Copy out each line below that has the word "StoreCo" in it.

(Stored data)
····················
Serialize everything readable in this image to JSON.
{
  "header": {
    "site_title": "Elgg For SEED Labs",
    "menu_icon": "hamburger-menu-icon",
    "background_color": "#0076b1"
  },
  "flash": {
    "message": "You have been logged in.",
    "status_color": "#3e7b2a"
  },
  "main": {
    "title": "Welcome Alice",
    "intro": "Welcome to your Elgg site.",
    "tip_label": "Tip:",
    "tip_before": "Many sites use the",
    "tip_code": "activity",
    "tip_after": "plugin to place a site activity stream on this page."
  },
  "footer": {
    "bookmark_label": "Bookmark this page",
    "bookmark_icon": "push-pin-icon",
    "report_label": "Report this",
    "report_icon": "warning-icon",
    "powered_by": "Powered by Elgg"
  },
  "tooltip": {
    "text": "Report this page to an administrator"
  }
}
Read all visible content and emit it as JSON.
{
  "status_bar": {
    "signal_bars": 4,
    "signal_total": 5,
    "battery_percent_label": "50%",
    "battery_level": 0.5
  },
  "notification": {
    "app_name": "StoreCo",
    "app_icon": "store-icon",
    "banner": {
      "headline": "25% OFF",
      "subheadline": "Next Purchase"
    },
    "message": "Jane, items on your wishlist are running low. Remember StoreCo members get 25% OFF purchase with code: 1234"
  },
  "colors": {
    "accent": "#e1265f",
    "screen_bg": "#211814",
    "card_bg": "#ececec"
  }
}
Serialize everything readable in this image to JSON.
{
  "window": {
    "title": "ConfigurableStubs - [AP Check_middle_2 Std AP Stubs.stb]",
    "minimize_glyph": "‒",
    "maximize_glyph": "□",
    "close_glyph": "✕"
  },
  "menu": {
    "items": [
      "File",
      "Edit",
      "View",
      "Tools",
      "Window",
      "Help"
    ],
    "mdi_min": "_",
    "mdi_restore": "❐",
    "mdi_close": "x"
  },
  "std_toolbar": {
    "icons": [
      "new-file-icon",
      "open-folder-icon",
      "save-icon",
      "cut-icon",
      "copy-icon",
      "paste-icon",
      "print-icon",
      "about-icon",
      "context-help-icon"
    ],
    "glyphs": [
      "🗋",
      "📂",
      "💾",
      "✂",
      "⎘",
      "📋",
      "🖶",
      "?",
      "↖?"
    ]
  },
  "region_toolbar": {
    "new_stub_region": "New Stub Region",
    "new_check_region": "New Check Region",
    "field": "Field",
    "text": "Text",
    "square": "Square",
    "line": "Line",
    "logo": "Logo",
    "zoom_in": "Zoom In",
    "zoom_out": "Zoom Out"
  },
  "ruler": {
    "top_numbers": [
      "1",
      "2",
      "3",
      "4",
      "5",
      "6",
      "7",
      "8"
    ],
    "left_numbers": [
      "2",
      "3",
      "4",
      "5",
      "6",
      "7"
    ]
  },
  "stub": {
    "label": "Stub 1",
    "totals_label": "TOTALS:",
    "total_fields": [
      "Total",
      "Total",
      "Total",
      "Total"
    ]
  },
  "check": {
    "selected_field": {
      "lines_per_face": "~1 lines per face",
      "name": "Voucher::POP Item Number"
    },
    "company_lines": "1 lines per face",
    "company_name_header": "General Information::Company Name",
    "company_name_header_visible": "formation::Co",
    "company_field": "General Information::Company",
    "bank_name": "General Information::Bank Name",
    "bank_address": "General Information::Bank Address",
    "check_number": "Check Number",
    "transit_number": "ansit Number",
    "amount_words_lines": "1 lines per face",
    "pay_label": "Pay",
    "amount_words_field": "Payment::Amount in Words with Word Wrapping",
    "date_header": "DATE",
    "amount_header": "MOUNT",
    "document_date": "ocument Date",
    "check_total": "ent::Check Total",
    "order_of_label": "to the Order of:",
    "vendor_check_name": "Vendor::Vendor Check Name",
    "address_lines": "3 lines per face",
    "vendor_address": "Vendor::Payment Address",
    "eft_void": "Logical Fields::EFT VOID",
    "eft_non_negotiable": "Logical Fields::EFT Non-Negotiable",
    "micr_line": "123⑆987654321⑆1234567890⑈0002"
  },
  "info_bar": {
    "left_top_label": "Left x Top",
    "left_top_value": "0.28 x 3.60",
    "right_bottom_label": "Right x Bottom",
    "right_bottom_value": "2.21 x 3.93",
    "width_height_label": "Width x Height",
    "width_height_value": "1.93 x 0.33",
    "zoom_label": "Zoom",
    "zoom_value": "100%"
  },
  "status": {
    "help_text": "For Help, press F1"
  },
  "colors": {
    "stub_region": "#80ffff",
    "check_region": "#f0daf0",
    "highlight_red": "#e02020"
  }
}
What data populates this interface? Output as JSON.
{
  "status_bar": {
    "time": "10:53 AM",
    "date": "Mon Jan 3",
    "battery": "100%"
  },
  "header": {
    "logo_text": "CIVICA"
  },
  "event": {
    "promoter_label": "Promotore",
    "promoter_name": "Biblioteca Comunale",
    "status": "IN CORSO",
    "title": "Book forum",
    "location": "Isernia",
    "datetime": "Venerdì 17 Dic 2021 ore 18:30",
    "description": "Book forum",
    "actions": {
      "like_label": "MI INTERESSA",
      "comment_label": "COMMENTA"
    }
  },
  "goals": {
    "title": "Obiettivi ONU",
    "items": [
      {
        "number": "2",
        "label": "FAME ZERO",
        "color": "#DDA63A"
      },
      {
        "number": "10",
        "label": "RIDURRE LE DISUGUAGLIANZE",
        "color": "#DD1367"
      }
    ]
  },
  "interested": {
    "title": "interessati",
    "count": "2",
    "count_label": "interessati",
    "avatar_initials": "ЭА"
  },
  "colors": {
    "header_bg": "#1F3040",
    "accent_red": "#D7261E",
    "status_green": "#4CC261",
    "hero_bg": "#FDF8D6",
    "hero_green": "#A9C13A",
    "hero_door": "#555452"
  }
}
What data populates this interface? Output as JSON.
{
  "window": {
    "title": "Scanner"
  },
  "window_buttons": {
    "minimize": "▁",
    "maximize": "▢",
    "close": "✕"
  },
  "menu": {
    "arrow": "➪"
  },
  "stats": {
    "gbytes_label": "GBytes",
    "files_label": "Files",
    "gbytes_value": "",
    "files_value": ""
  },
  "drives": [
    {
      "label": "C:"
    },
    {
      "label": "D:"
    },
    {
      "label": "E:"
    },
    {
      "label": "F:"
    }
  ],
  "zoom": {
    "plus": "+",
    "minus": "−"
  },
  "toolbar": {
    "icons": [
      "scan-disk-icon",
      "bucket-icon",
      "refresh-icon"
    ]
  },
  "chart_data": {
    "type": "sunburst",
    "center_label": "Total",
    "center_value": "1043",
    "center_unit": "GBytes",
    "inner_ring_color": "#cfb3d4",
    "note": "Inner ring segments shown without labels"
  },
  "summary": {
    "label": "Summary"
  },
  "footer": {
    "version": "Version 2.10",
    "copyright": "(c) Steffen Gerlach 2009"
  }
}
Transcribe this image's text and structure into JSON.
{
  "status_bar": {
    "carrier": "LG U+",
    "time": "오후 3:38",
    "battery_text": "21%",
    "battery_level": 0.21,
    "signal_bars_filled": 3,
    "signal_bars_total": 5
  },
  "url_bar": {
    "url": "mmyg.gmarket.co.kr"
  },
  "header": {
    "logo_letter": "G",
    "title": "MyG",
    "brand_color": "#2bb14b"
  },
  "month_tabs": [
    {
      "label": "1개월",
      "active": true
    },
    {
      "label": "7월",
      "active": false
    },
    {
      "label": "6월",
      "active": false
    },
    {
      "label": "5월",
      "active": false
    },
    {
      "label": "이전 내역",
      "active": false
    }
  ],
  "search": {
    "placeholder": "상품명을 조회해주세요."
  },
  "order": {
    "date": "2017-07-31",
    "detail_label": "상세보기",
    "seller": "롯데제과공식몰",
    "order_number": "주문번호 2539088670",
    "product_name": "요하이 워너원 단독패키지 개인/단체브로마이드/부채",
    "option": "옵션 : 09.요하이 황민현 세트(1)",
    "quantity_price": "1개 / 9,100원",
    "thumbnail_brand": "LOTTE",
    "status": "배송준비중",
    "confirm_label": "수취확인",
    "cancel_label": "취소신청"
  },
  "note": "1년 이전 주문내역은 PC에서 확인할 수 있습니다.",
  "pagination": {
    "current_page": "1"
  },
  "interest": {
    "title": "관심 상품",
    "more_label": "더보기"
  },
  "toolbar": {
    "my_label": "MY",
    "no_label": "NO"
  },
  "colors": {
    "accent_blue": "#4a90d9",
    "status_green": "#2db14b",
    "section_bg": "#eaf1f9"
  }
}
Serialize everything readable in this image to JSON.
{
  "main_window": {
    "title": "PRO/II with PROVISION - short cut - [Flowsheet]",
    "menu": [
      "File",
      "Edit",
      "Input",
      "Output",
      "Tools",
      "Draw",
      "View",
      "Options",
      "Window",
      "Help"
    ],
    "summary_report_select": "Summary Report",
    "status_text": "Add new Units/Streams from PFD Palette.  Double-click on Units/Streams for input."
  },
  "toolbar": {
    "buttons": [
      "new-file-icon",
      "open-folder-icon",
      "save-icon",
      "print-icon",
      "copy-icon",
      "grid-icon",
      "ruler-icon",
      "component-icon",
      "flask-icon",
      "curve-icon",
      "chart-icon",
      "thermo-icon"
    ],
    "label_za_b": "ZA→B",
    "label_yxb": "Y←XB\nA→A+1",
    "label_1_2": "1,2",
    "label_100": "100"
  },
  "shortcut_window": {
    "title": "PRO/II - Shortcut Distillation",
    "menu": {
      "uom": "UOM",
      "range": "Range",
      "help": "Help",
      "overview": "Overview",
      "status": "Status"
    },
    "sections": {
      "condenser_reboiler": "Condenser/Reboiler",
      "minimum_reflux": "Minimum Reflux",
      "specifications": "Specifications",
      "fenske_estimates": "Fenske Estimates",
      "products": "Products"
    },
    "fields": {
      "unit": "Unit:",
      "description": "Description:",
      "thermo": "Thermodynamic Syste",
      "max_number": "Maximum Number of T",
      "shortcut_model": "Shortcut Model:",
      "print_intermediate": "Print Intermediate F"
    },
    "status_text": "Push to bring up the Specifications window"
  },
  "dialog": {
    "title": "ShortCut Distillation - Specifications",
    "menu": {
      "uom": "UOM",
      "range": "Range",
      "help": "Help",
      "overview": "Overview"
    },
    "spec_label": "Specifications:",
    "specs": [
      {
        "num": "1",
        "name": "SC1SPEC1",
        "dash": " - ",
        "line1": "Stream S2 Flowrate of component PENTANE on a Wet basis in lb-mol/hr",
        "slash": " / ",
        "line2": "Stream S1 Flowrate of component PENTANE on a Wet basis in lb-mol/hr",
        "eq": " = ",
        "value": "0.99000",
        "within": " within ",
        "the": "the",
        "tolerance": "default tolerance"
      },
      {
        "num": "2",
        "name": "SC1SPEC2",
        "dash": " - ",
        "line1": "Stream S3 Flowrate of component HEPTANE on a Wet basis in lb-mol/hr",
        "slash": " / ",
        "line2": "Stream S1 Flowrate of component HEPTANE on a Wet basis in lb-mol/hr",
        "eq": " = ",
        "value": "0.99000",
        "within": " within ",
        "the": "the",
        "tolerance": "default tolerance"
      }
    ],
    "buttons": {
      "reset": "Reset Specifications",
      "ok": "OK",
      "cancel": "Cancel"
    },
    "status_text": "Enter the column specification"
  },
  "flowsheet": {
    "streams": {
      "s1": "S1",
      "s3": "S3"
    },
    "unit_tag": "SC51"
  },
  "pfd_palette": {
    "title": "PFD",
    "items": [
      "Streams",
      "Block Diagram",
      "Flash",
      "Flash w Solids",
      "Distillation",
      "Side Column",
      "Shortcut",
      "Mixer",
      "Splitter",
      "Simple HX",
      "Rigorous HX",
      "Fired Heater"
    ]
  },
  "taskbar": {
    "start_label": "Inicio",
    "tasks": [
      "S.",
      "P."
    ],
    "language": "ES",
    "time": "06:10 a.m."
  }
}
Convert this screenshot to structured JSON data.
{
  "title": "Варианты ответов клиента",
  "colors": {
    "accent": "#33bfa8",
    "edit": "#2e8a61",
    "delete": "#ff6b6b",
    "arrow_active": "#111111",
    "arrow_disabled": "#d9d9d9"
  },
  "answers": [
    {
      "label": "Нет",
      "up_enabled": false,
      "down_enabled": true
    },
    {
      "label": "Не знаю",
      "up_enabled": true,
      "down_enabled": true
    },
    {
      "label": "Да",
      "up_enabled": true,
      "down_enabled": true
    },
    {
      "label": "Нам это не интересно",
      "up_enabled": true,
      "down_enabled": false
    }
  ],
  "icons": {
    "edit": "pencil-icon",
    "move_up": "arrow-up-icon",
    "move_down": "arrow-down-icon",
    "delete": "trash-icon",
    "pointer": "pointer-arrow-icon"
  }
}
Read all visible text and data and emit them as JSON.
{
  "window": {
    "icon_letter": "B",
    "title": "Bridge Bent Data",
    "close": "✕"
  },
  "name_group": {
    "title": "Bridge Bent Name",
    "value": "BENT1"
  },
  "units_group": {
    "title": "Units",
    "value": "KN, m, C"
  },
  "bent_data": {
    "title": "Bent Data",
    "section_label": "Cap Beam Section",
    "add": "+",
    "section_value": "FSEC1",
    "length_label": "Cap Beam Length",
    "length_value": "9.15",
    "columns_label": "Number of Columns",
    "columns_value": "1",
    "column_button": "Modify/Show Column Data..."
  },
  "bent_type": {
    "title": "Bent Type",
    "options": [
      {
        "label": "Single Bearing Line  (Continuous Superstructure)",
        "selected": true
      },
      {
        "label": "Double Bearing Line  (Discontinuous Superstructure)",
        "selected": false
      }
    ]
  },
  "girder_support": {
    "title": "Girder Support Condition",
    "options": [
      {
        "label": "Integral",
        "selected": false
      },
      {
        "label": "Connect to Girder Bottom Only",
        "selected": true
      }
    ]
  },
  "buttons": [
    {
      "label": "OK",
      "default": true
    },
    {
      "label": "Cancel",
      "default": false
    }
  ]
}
····················
Solution to this task:
    "app_name": "StoreCo",
    "message": "Jane, items on your wishlist are running low. Remember StoreCo members get 25% OFF purchase with code: 1234"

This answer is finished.